[Dataset rows]
--

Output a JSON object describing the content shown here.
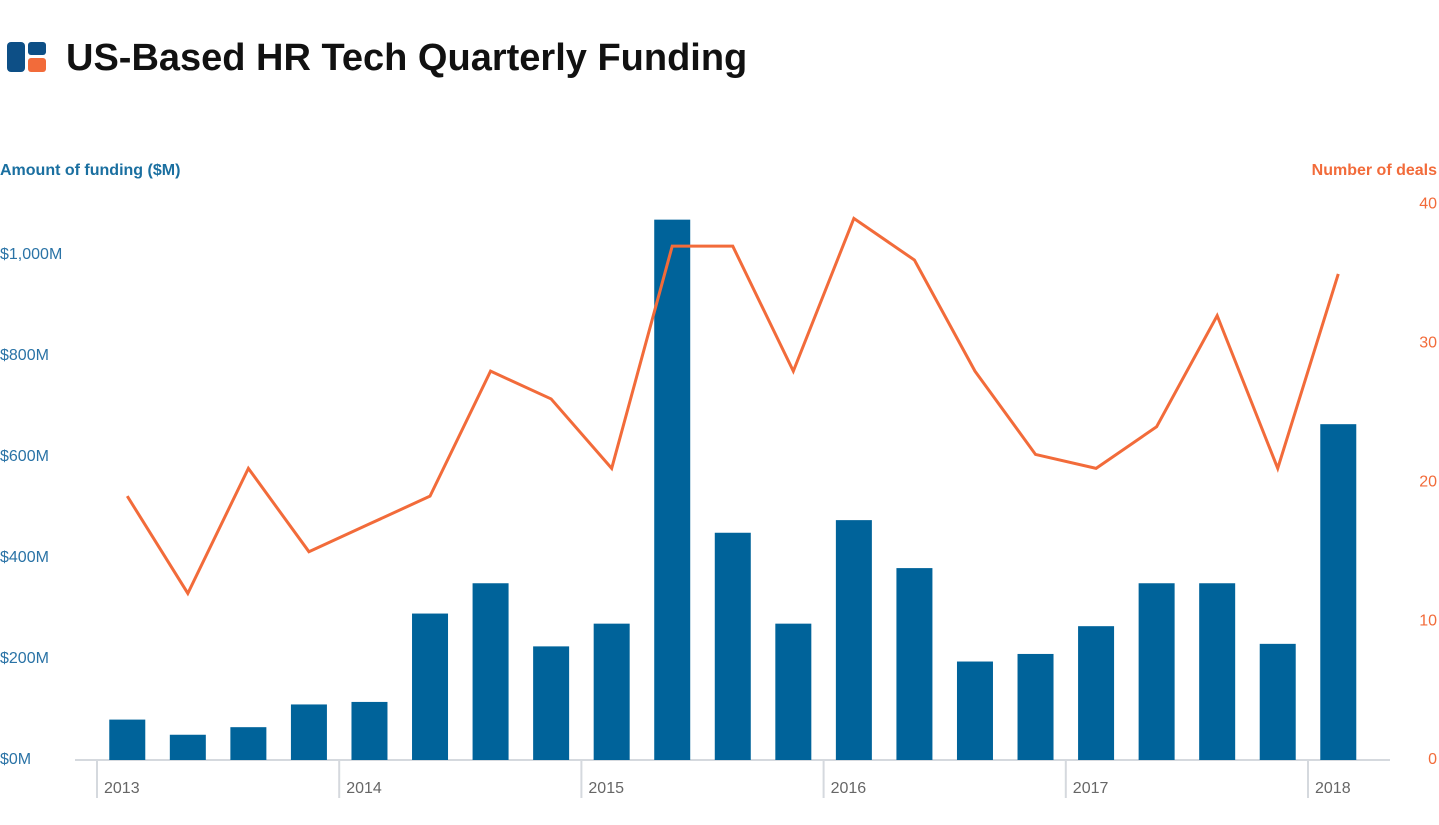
{
  "chart_data": {
    "type": "bar-line",
    "title": "US-Based HR Tech Quarterly Funding",
    "categories": [
      "2013",
      null,
      null,
      null,
      "2014",
      null,
      null,
      null,
      "2015",
      null,
      null,
      null,
      "2016",
      null,
      null,
      null,
      "2017",
      null,
      null,
      null,
      "2018"
    ],
    "series": [
      {
        "name": "Amount of funding ($M)",
        "type": "bar",
        "color": "#00639a",
        "values": [
          80,
          50,
          65,
          110,
          115,
          290,
          350,
          225,
          270,
          1070,
          450,
          270,
          475,
          380,
          195,
          210,
          265,
          350,
          350,
          230,
          665
        ]
      },
      {
        "name": "Number of deals",
        "type": "line",
        "axis": "y2",
        "color": "#f26b3a",
        "values": [
          19,
          12,
          21,
          15,
          17,
          19,
          28,
          26,
          21,
          37,
          37,
          28,
          39,
          36,
          28,
          22,
          21,
          24,
          32,
          21,
          35
        ]
      }
    ],
    "ylim": [
      0,
      1100
    ],
    "yticks": [
      {
        "value": 0,
        "label": "$0M"
      },
      {
        "value": 200,
        "label": "$200M"
      },
      {
        "value": 400,
        "label": "$400M"
      },
      {
        "value": 600,
        "label": "$600M"
      },
      {
        "value": 800,
        "label": "$800M"
      },
      {
        "value": 1000,
        "label": "$1,000M"
      }
    ],
    "y2lim": [
      0,
      40
    ],
    "y2ticks": [
      0,
      10,
      20,
      30,
      40
    ],
    "grid": false
  }
}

--

Using the records above, retype everything exactly except the pictures.

> **RESULT**
Output a JSON object describing the content shown here.
{
  "chart_data": {
    "type": "bar-line",
    "title": "US-Based HR Tech Quarterly Funding",
    "categories": [
      "2013",
      null,
      null,
      null,
      "2014",
      null,
      null,
      null,
      "2015",
      null,
      null,
      null,
      "2016",
      null,
      null,
      null,
      "2017",
      null,
      null,
      null,
      "2018"
    ],
    "series": [
      {
        "name": "Amount of funding ($M)",
        "type": "bar",
        "color": "#00639a",
        "values": [
          80,
          50,
          65,
          110,
          115,
          290,
          350,
          225,
          270,
          1070,
          450,
          270,
          475,
          380,
          195,
          210,
          265,
          350,
          350,
          230,
          665
        ]
      },
      {
        "name": "Number of deals",
        "type": "line",
        "axis": "y2",
        "color": "#f26b3a",
        "values": [
          19,
          12,
          21,
          15,
          17,
          19,
          28,
          26,
          21,
          37,
          37,
          28,
          39,
          36,
          28,
          22,
          21,
          24,
          32,
          21,
          35
        ]
      }
    ],
    "ylim": [
      0,
      1100
    ],
    "yticks": [
      {
        "value": 0,
        "label": "$0M"
      },
      {
        "value": 200,
        "label": "$200M"
      },
      {
        "value": 400,
        "label": "$400M"
      },
      {
        "value": 600,
        "label": "$600M"
      },
      {
        "value": 800,
        "label": "$800M"
      },
      {
        "value": 1000,
        "label": "$1,000M"
      }
    ],
    "y2lim": [
      0,
      40
    ],
    "y2ticks": [
      0,
      10,
      20,
      30,
      40
    ],
    "grid": false
  }
}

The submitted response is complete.